• _Written request_
Write out the entire listing below exactly, with the pictures left out.

· · · ·

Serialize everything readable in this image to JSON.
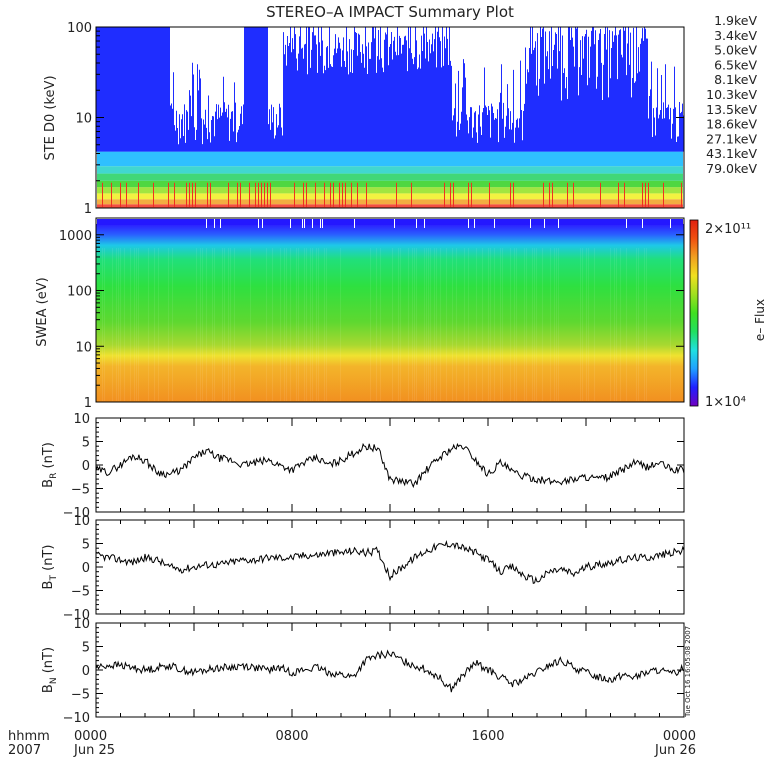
{
  "chart_data": [
    {
      "type": "line",
      "panel": "ste",
      "title": "STEREO–A IMPACT Summary Plot",
      "ylabel": "STE D0 (keV)",
      "ylim": [
        1,
        100
      ],
      "yscale": "log",
      "yticks": [
        "1",
        "10",
        "100"
      ],
      "legend_placement": "right",
      "series": [
        {
          "name": "1.9keV",
          "color": "#9b30d0",
          "level": 50
        },
        {
          "name": "3.4keV",
          "color": "#3a2bd0",
          "level": 35
        },
        {
          "name": "5.0keV",
          "color": "#1a55f0",
          "level": 4.5
        },
        {
          "name": "6.5keV",
          "color": "#1aa0f0",
          "level": 3.5
        },
        {
          "name": "8.1keV",
          "color": "#20d0c8",
          "level": 2.9
        },
        {
          "name": "10.3keV",
          "color": "#20d060",
          "level": 2.4
        },
        {
          "name": "13.5keV",
          "color": "#30d020",
          "level": 2.0
        },
        {
          "name": "18.6keV",
          "color": "#90e020",
          "level": 1.7
        },
        {
          "name": "27.1keV",
          "color": "#f0f020",
          "level": 1.45
        },
        {
          "name": "43.1keV",
          "color": "#f0a020",
          "level": 1.25
        },
        {
          "name": "79.0keV",
          "color": "#f03020",
          "level": 1.1
        }
      ]
    },
    {
      "type": "heatmap",
      "panel": "swea",
      "ylabel": "SWEA (eV)",
      "ylim": [
        1,
        2000
      ],
      "yscale": "log",
      "yticks": [
        "1",
        "10",
        "100",
        "1000"
      ],
      "colorbar": {
        "label": "e– Flux",
        "max_label": "2×10¹¹",
        "min_label": "1×10⁴",
        "stops": [
          "#7000c0",
          "#2020ff",
          "#20a0ff",
          "#20e0e0",
          "#20e060",
          "#40e020",
          "#a0e020",
          "#f0e020",
          "#f0a020",
          "#f05010",
          "#e02010"
        ]
      }
    },
    {
      "type": "line",
      "panel": "br",
      "ylabel_main": "B",
      "ylabel_sub": "R",
      "ylabel_unit": " (nT)",
      "ylim": [
        -10,
        10
      ],
      "yticks": [
        "10",
        "5",
        "0",
        "−5",
        "−10"
      ],
      "x": [
        0,
        0.5,
        1,
        1.5,
        2,
        2.5,
        3,
        3.5,
        4,
        4.5,
        5,
        5.5,
        6,
        6.5,
        7,
        7.5,
        8,
        8.5,
        9,
        9.5,
        10,
        10.5,
        11,
        11.5,
        12,
        12.5,
        13,
        13.5,
        14,
        14.5,
        15,
        15.5,
        16,
        16.5,
        17,
        17.5,
        18,
        18.5,
        19,
        19.5,
        20,
        20.5,
        21,
        21.5,
        22,
        22.5,
        23,
        23.5,
        24
      ],
      "values": [
        -1,
        -1.5,
        0,
        2,
        1,
        -1.5,
        -2,
        -1,
        1.5,
        3,
        1.5,
        1,
        0,
        0.5,
        1,
        0,
        -1,
        0.5,
        1.5,
        0,
        1,
        2.5,
        4,
        3.5,
        -3,
        -3.5,
        -4,
        -1,
        1.5,
        3.5,
        4,
        1,
        -2,
        0.5,
        -1.5,
        -2.5,
        -3,
        -3.5,
        -3.5,
        -3,
        -2.5,
        -3,
        -2.5,
        -1,
        0.5,
        -0.5,
        0.5,
        -1,
        -1
      ]
    },
    {
      "type": "line",
      "panel": "bt",
      "ylabel_main": "B",
      "ylabel_sub": "T",
      "ylabel_unit": " (nT)",
      "ylim": [
        -10,
        10
      ],
      "yticks": [
        "10",
        "5",
        "0",
        "−5",
        "−10"
      ],
      "x": [
        0,
        0.5,
        1,
        1.5,
        2,
        2.5,
        3,
        3.5,
        4,
        4.5,
        5,
        5.5,
        6,
        6.5,
        7,
        7.5,
        8,
        8.5,
        9,
        9.5,
        10,
        10.5,
        11,
        11.5,
        12,
        12.5,
        13,
        13.5,
        14,
        14.5,
        15,
        15.5,
        16,
        16.5,
        17,
        17.5,
        18,
        18.5,
        19,
        19.5,
        20,
        20.5,
        21,
        21.5,
        22,
        22.5,
        23,
        23.5,
        24
      ],
      "values": [
        2.5,
        2,
        1.5,
        1,
        2,
        1.5,
        0,
        -0.5,
        0,
        0.5,
        0.5,
        1,
        1.5,
        1.5,
        2,
        2,
        2,
        2.5,
        2.5,
        3,
        3,
        3.5,
        3,
        3.5,
        -2,
        0,
        2,
        3.5,
        4.5,
        5,
        4,
        3,
        1.5,
        -1,
        0,
        -2,
        -3,
        -1,
        -0.5,
        -1.5,
        0,
        0.5,
        1,
        1.5,
        2,
        2,
        2.5,
        3,
        3.5
      ]
    },
    {
      "type": "line",
      "panel": "bn",
      "ylabel_main": "B",
      "ylabel_sub": "N",
      "ylabel_unit": " (nT)",
      "ylim": [
        -10,
        10
      ],
      "yticks": [
        "10",
        "5",
        "0",
        "−5",
        "−10"
      ],
      "xlabel": "hhmm",
      "year": "2007",
      "xticks": [
        {
          "x": 0,
          "time": "0000",
          "date": "Jun 25"
        },
        {
          "x": 8,
          "time": "0800",
          "date": ""
        },
        {
          "x": 16,
          "time": "1600",
          "date": ""
        },
        {
          "x": 24,
          "time": "0000",
          "date": "Jun 26"
        }
      ],
      "stamp": "Tue Oct 16 16:05:08 2007",
      "x": [
        0,
        0.5,
        1,
        1.5,
        2,
        2.5,
        3,
        3.5,
        4,
        4.5,
        5,
        5.5,
        6,
        6.5,
        7,
        7.5,
        8,
        8.5,
        9,
        9.5,
        10,
        10.5,
        11,
        11.5,
        12,
        12.5,
        13,
        13.5,
        14,
        14.5,
        15,
        15.5,
        16,
        16.5,
        17,
        17.5,
        18,
        18.5,
        19,
        19.5,
        20,
        20.5,
        21,
        21.5,
        22,
        22.5,
        23,
        23.5,
        24
      ],
      "values": [
        0.5,
        1,
        1,
        0.5,
        0,
        0.5,
        1,
        0,
        -0.5,
        0,
        0.5,
        0.5,
        1,
        0.5,
        0,
        0.5,
        -0.5,
        0,
        0.5,
        -0.5,
        -1,
        -1.5,
        2,
        3,
        3.5,
        2,
        1,
        0,
        -1.5,
        -4,
        -1,
        1.5,
        0,
        -1.5,
        -3,
        -2,
        -0.5,
        1,
        2,
        0.5,
        -0.5,
        -1.5,
        -2,
        -1,
        -1.5,
        -0.5,
        0,
        -1,
        0.5
      ]
    }
  ]
}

· · · ·

• _Response to the task_
Serialize everything readable in this image to JSON.
{
  "chart_data": [
    {
      "type": "line",
      "panel": "ste",
      "title": "STEREO–A IMPACT Summary Plot",
      "ylabel": "STE D0 (keV)",
      "ylim": [
        1,
        100
      ],
      "yscale": "log",
      "yticks": [
        "1",
        "10",
        "100"
      ],
      "legend_placement": "right",
      "series": [
        {
          "name": "1.9keV",
          "color": "#9b30d0",
          "level": 50
        },
        {
          "name": "3.4keV",
          "color": "#3a2bd0",
          "level": 35
        },
        {
          "name": "5.0keV",
          "color": "#1a55f0",
          "level": 4.5
        },
        {
          "name": "6.5keV",
          "color": "#1aa0f0",
          "level": 3.5
        },
        {
          "name": "8.1keV",
          "color": "#20d0c8",
          "level": 2.9
        },
        {
          "name": "10.3keV",
          "color": "#20d060",
          "level": 2.4
        },
        {
          "name": "13.5keV",
          "color": "#30d020",
          "level": 2.0
        },
        {
          "name": "18.6keV",
          "color": "#90e020",
          "level": 1.7
        },
        {
          "name": "27.1keV",
          "color": "#f0f020",
          "level": 1.45
        },
        {
          "name": "43.1keV",
          "color": "#f0a020",
          "level": 1.25
        },
        {
          "name": "79.0keV",
          "color": "#f03020",
          "level": 1.1
        }
      ]
    },
    {
      "type": "heatmap",
      "panel": "swea",
      "ylabel": "SWEA (eV)",
      "ylim": [
        1,
        2000
      ],
      "yscale": "log",
      "yticks": [
        "1",
        "10",
        "100",
        "1000"
      ],
      "colorbar": {
        "label": "e– Flux",
        "max_label": "2×10¹¹",
        "min_label": "1×10⁴",
        "stops": [
          "#7000c0",
          "#2020ff",
          "#20a0ff",
          "#20e0e0",
          "#20e060",
          "#40e020",
          "#a0e020",
          "#f0e020",
          "#f0a020",
          "#f05010",
          "#e02010"
        ]
      }
    },
    {
      "type": "line",
      "panel": "br",
      "ylabel_main": "B",
      "ylabel_sub": "R",
      "ylabel_unit": " (nT)",
      "ylim": [
        -10,
        10
      ],
      "yticks": [
        "10",
        "5",
        "0",
        "−5",
        "−10"
      ],
      "x": [
        0,
        0.5,
        1,
        1.5,
        2,
        2.5,
        3,
        3.5,
        4,
        4.5,
        5,
        5.5,
        6,
        6.5,
        7,
        7.5,
        8,
        8.5,
        9,
        9.5,
        10,
        10.5,
        11,
        11.5,
        12,
        12.5,
        13,
        13.5,
        14,
        14.5,
        15,
        15.5,
        16,
        16.5,
        17,
        17.5,
        18,
        18.5,
        19,
        19.5,
        20,
        20.5,
        21,
        21.5,
        22,
        22.5,
        23,
        23.5,
        24
      ],
      "values": [
        -1,
        -1.5,
        0,
        2,
        1,
        -1.5,
        -2,
        -1,
        1.5,
        3,
        1.5,
        1,
        0,
        0.5,
        1,
        0,
        -1,
        0.5,
        1.5,
        0,
        1,
        2.5,
        4,
        3.5,
        -3,
        -3.5,
        -4,
        -1,
        1.5,
        3.5,
        4,
        1,
        -2,
        0.5,
        -1.5,
        -2.5,
        -3,
        -3.5,
        -3.5,
        -3,
        -2.5,
        -3,
        -2.5,
        -1,
        0.5,
        -0.5,
        0.5,
        -1,
        -1
      ]
    },
    {
      "type": "line",
      "panel": "bt",
      "ylabel_main": "B",
      "ylabel_sub": "T",
      "ylabel_unit": " (nT)",
      "ylim": [
        -10,
        10
      ],
      "yticks": [
        "10",
        "5",
        "0",
        "−5",
        "−10"
      ],
      "x": [
        0,
        0.5,
        1,
        1.5,
        2,
        2.5,
        3,
        3.5,
        4,
        4.5,
        5,
        5.5,
        6,
        6.5,
        7,
        7.5,
        8,
        8.5,
        9,
        9.5,
        10,
        10.5,
        11,
        11.5,
        12,
        12.5,
        13,
        13.5,
        14,
        14.5,
        15,
        15.5,
        16,
        16.5,
        17,
        17.5,
        18,
        18.5,
        19,
        19.5,
        20,
        20.5,
        21,
        21.5,
        22,
        22.5,
        23,
        23.5,
        24
      ],
      "values": [
        2.5,
        2,
        1.5,
        1,
        2,
        1.5,
        0,
        -0.5,
        0,
        0.5,
        0.5,
        1,
        1.5,
        1.5,
        2,
        2,
        2,
        2.5,
        2.5,
        3,
        3,
        3.5,
        3,
        3.5,
        -2,
        0,
        2,
        3.5,
        4.5,
        5,
        4,
        3,
        1.5,
        -1,
        0,
        -2,
        -3,
        -1,
        -0.5,
        -1.5,
        0,
        0.5,
        1,
        1.5,
        2,
        2,
        2.5,
        3,
        3.5
      ]
    },
    {
      "type": "line",
      "panel": "bn",
      "ylabel_main": "B",
      "ylabel_sub": "N",
      "ylabel_unit": " (nT)",
      "ylim": [
        -10,
        10
      ],
      "yticks": [
        "10",
        "5",
        "0",
        "−5",
        "−10"
      ],
      "xlabel": "hhmm",
      "year": "2007",
      "xticks": [
        {
          "x": 0,
          "time": "0000",
          "date": "Jun 25"
        },
        {
          "x": 8,
          "time": "0800",
          "date": ""
        },
        {
          "x": 16,
          "time": "1600",
          "date": ""
        },
        {
          "x": 24,
          "time": "0000",
          "date": "Jun 26"
        }
      ],
      "stamp": "Tue Oct 16 16:05:08 2007",
      "x": [
        0,
        0.5,
        1,
        1.5,
        2,
        2.5,
        3,
        3.5,
        4,
        4.5,
        5,
        5.5,
        6,
        6.5,
        7,
        7.5,
        8,
        8.5,
        9,
        9.5,
        10,
        10.5,
        11,
        11.5,
        12,
        12.5,
        13,
        13.5,
        14,
        14.5,
        15,
        15.5,
        16,
        16.5,
        17,
        17.5,
        18,
        18.5,
        19,
        19.5,
        20,
        20.5,
        21,
        21.5,
        22,
        22.5,
        23,
        23.5,
        24
      ],
      "values": [
        0.5,
        1,
        1,
        0.5,
        0,
        0.5,
        1,
        0,
        -0.5,
        0,
        0.5,
        0.5,
        1,
        0.5,
        0,
        0.5,
        -0.5,
        0,
        0.5,
        -0.5,
        -1,
        -1.5,
        2,
        3,
        3.5,
        2,
        1,
        0,
        -1.5,
        -4,
        -1,
        1.5,
        0,
        -1.5,
        -3,
        -2,
        -0.5,
        1,
        2,
        0.5,
        -0.5,
        -1.5,
        -2,
        -1,
        -1.5,
        -0.5,
        0,
        -1,
        0.5
      ]
    }
  ]
}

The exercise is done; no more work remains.